Flywheel and rod bolts are the most highly stressed fasteners on an engine and therefore deserve special attention.

 

Providing that flywheel bolts are installed to the correct procedure, using the right lubricant and calibrated torque wrenches, then the bolt will typically only see shear loads.

 

Flywheel bolts are not installed using stretch principles because the thread minor diameter is the smallest diameter on the bolt and therefore applied stretch would be achieved through the threads, with a focus on the last exposed non-mating threads –definitely not good practice. It is not therefore usual to see permanent set or stretch in a flywheel bolt.

 

During use the bolt tends to suffer “nicks and scuffs ” through the applied shear loads of the application. Nicks and scuffs are stress concentrators and race engine building at the highest level has each bolt measured for a consistent surface finish prior to a once only installation.

 

When a flywheel bolt is installed for a second time, new nicks and scuffs are introduced as the bolt will probably not be locked in exactly the same position as the initial application.

 

Some local damage/stress concentration can be experienced when the flywheel has burrs around the holes into which the plain shank of the bolt will be fitted. This can lead to point loading - again not good practice.

* RECORDED INFORMATION *
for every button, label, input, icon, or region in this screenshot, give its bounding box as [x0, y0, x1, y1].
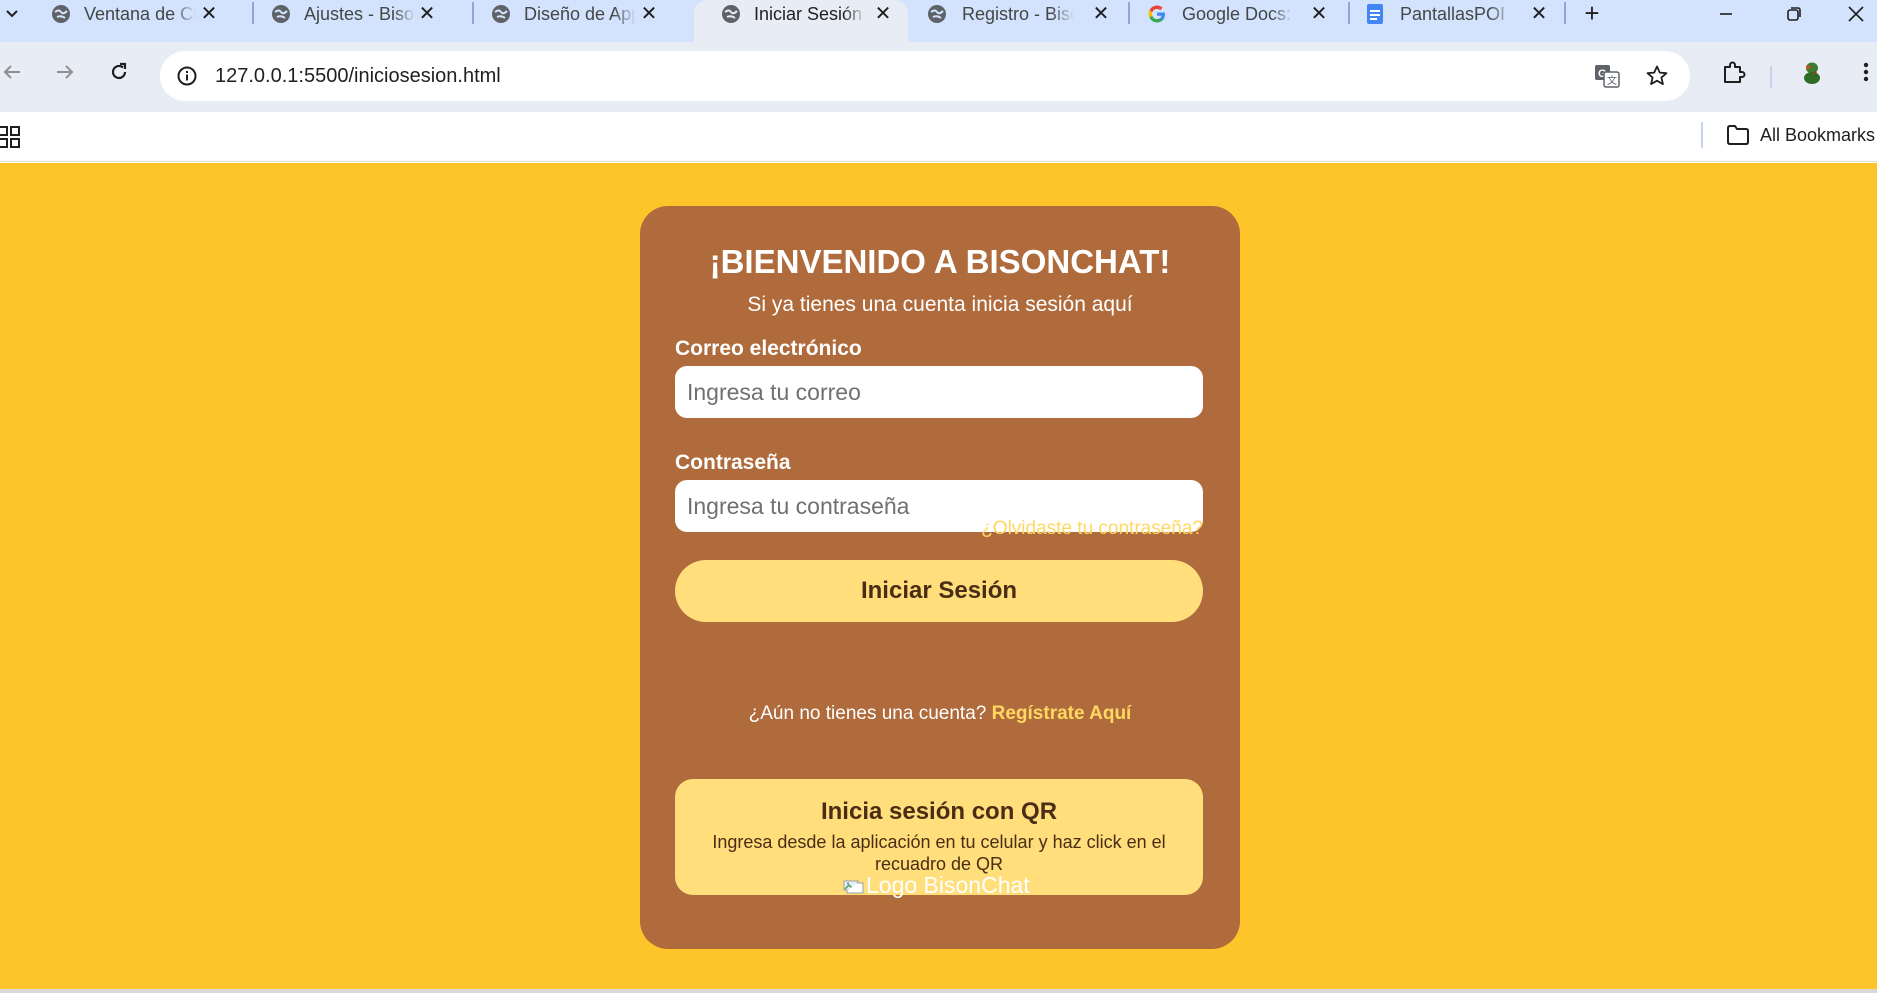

* TO-DO LIST *
**a)** Can you reproduce the flywheel bolt passage beginning at the words "During use the" and stopping after "the initial application.", with "race engine building" swapped for "motorsport engine building"?
**b)** How would the passage on flywheel bolts carry on past its final sentence?

* SOLVED TASKS *
**a)**
During use the bolt tends to suffer “nicks and scuffs ” through the applied shear loads of the application. Nicks and scuffs are stress concentrators and motorsport engine building at the highest level has each bolt measured for a consistent surface finish prior to a once only installation.

 

When a flywheel bolt is installed for a second time, new nicks and scuffs are introduced as the bolt will probably not be locked in exactly the same position as the initial application.

**b)**
 

Evidence of frettage or damage on the plain shank is a sign that the joint was improperly assembled or maintained and that the bolt has seen a higher stress regime than expected. ‘Frettage fatigue’ needs much lower stresses to initiate and propagate than fatigue without frottage. ‘Frettage fatigue’ has no predictable fatigue limit.

 

Fasteners affected in this manner should be replaced as their life is compromised. Holes should also be checked for dimensional conformance.

 

Corrosion has a similar compromising affect on fatigue properties and the same advice is given, as for frettage.

 

Where apparently good bolts are to be re-used, it essential to check the threads for damage or distortion. Improperly tightened joints lead to premature failure.

 

In racing flywheel bolts have been known to undergo permanent deformation through extreme shear loads.

 

If you have not lost the will to live reading through the above take a look at www.boltscience.com. This is a small company within Lancashire University, one of the universities that give us technical support.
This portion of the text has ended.